--- Begin ---

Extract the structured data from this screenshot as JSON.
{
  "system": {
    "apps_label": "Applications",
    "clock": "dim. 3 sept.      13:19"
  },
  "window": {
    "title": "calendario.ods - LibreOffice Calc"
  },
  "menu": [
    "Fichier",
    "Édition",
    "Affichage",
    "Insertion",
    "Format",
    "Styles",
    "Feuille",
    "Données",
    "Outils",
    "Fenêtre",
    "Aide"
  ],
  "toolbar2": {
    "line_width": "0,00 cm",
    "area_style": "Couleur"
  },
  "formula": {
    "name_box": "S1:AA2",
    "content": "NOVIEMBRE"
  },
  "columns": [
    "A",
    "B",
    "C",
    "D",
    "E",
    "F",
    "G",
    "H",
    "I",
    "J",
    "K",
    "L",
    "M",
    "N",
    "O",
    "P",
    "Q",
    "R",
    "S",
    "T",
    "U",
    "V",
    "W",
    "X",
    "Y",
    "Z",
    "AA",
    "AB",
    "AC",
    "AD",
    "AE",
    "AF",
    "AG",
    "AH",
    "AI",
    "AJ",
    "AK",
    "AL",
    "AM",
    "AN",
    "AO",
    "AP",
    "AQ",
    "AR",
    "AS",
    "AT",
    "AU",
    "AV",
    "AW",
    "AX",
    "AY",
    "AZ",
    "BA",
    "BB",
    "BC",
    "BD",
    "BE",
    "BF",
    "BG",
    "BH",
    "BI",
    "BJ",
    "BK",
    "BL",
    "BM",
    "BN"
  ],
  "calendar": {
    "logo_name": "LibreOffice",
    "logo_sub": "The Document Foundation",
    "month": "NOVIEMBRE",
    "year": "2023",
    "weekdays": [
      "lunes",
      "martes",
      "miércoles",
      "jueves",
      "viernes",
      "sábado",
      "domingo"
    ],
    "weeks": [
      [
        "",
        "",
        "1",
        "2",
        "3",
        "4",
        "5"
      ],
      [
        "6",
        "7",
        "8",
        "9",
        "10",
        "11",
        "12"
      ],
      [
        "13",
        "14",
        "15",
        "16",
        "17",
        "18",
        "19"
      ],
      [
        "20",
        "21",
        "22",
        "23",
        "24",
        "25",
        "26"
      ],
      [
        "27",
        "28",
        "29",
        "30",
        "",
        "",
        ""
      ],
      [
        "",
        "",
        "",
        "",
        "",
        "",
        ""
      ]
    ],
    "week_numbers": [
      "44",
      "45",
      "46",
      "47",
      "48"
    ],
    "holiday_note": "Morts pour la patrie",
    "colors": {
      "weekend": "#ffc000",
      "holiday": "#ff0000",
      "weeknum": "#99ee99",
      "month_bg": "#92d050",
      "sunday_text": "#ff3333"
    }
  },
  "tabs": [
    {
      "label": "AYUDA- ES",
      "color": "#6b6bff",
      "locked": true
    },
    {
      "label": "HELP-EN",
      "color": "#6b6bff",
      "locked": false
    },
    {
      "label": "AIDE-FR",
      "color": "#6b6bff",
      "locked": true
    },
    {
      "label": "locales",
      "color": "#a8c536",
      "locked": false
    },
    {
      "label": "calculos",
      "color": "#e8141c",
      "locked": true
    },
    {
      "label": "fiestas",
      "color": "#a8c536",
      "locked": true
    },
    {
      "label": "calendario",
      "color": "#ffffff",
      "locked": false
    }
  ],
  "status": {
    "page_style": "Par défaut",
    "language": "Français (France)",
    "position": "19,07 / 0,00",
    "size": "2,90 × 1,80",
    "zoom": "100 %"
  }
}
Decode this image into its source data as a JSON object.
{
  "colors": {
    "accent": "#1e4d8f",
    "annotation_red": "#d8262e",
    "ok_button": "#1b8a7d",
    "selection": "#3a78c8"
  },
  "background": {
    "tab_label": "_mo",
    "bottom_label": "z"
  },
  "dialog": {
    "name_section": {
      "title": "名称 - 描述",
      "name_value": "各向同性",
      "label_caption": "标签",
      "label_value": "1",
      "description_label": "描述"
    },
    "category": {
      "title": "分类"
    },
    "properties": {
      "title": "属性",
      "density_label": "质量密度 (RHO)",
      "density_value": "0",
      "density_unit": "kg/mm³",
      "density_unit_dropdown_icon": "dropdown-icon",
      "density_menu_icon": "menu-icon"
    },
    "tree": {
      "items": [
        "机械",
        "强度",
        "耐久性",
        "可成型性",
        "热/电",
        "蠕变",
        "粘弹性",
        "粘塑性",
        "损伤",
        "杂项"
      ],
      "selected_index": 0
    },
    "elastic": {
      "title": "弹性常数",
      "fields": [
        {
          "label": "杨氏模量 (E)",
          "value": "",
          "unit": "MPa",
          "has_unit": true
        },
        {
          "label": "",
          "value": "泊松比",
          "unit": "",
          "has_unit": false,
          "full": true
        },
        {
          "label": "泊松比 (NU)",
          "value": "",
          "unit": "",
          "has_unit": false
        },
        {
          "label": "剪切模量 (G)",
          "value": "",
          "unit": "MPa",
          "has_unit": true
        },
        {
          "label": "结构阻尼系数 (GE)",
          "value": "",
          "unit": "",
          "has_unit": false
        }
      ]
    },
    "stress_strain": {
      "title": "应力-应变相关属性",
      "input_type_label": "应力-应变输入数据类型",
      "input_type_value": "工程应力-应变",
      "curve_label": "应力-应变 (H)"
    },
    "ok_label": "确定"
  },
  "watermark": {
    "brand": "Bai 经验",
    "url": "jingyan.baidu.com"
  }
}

--- End ---

### [Given problem]
Retype all of the entries precisely as they are.

### [Response to this task]
Extract the structured data from this screenshot as JSON.
{
  "system": {
    "apps_label": "Applications",
    "clock": "dim. 3 sept.      13:19"
  },
  "window": {
    "title": "calendario.ods - LibreOffice Calc"
  },
  "menu": [
    "Fichier",
    "Édition",
    "Affichage",
    "Insertion",
    "Format",
    "Styles",
    "Feuille",
    "Données",
    "Outils",
    "Fenêtre",
    "Aide"
  ],
  "toolbar2": {
    "line_width": "0,00 cm",
    "area_style": "Couleur"
  },
  "formula": {
    "name_box": "S1:AA2",
    "content": "NOVIEMBRE"
  },
  "columns": [
    "A",
    "B",
    "C",
    "D",
    "E",
    "F",
    "G",
    "H",
    "I",
    "J",
    "K",
    "L",
    "M",
    "N",
    "O",
    "P",
    "Q",
    "R",
    "S",
    "T",
    "U",
    "V",
    "W",
    "X",
    "Y",
    "Z",
    "AA",
    "AB",
    "AC",
    "AD",
    "AE",
    "AF",
    "AG",
    "AH",
    "AI",
    "AJ",
    "AK",
    "AL",
    "AM",
    "AN",
    "AO",
    "AP",
    "AQ",
    "AR",
    "AS",
    "AT",
    "AU",
    "AV",
    "AW",
    "AX",
    "AY",
    "AZ",
    "BA",
    "BB",
    "BC",
    "BD",
    "BE",
    "BF",
    "BG",
    "BH",
    "BI",
    "BJ",
    "BK",
    "BL",
    "BM",
    "BN"
  ],
  "calendar": {
    "logo_name": "LibreOffice",
    "logo_sub": "The Document Foundation",
    "month": "NOVIEMBRE",
    "year": "2023",
    "weekdays": [
      "lunes",
      "martes",
      "miércoles",
      "jueves",
      "viernes",
      "sábado",
      "domingo"
    ],
    "weeks": [
      [
        "",
        "",
        "1",
        "2",
        "3",
        "4",
        "5"
      ],
      [
        "6",
        "7",
        "8",
        "9",
        "10",
        "11",
        "12"
      ],
      [
        "13",
        "14",
        "15",
        "16",
        "17",
        "18",
        "19"
      ],
      [
        "20",
        "21",
        "22",
        "23",
        "24",
        "25",
        "26"
      ],
      [
        "27",
        "28",
        "29",
        "30",
        "",
        "",
        ""
      ],
      [
        "",
        "",
        "",
        "",
        "",
        "",
        ""
      ]
    ],
    "week_numbers": [
      "44",
      "45",
      "46",
      "47",
      "48"
    ],
    "holiday_note": "Morts pour la patrie",
    "colors": {
      "weekend": "#ffc000",
      "holiday": "#ff0000",
      "weeknum": "#99ee99",
      "month_bg": "#92d050",
      "sunday_text": "#ff3333"
    }
  },
  "tabs": [
    {
      "label": "AYUDA- ES",
      "color": "#6b6bff",
      "locked": true
    },
    {
      "label": "HELP-EN",
      "color": "#6b6bff",
      "locked": false
    },
    {
      "label": "AIDE-FR",
      "color": "#6b6bff",
      "locked": true
    },
    {
      "label": "locales",
      "color": "#a8c536",
      "locked": false
    },
    {
      "label": "calculos",
      "color": "#e8141c",
      "locked": true
    },
    {
      "label": "fiestas",
      "color": "#a8c536",
      "locked": true
    },
    {
      "label": "calendario",
      "color": "#ffffff",
      "locked": false
    }
  ],
  "status": {
    "page_style": "Par défaut",
    "language": "Français (France)",
    "position": "19,07 / 0,00",
    "size": "2,90 × 1,80",
    "zoom": "100 %"
  }
}
Decode this image into its source data as a JSON object.
{
  "colors": {
    "accent": "#1e4d8f",
    "annotation_red": "#d8262e",
    "ok_button": "#1b8a7d",
    "selection": "#3a78c8"
  },
  "background": {
    "tab_label": "_mo",
    "bottom_label": "z"
  },
  "dialog": {
    "name_section": {
      "title": "名称 - 描述",
      "name_value": "各向同性",
      "label_caption": "标签",
      "label_value": "1",
      "description_label": "描述"
    },
    "category": {
      "title": "分类"
    },
    "properties": {
      "title": "属性",
      "density_label": "质量密度 (RHO)",
      "density_value": "0",
      "density_unit": "kg/mm³",
      "density_unit_dropdown_icon": "dropdown-icon",
      "density_menu_icon": "menu-icon"
    },
    "tree": {
      "items": [
        "机械",
        "强度",
        "耐久性",
        "可成型性",
        "热/电",
        "蠕变",
        "粘弹性",
        "粘塑性",
        "损伤",
        "杂项"
      ],
      "selected_index": 0
    },
    "elastic": {
      "title": "弹性常数",
      "fields": [
        {
          "label": "杨氏模量 (E)",
          "value": "",
          "unit": "MPa",
          "has_unit": true
        },
        {
          "label": "",
          "value": "泊松比",
          "unit": "",
          "has_unit": false,
          "full": true
        },
        {
          "label": "泊松比 (NU)",
          "value": "",
          "unit": "",
          "has_unit": false
        },
        {
          "label": "剪切模量 (G)",
          "value": "",
          "unit": "MPa",
          "has_unit": true
        },
        {
          "label": "结构阻尼系数 (GE)",
          "value": "",
          "unit": "",
          "has_unit": false
        }
      ]
    },
    "stress_strain": {
      "title": "应力-应变相关属性",
      "input_type_label": "应力-应变输入数据类型",
      "input_type_value": "工程应力-应变",
      "curve_label": "应力-应变 (H)"
    },
    "ok_label": "确定"
  },
  "watermark": {
    "brand": "Bai 经验",
    "url": "jingyan.baidu.com"
  }
}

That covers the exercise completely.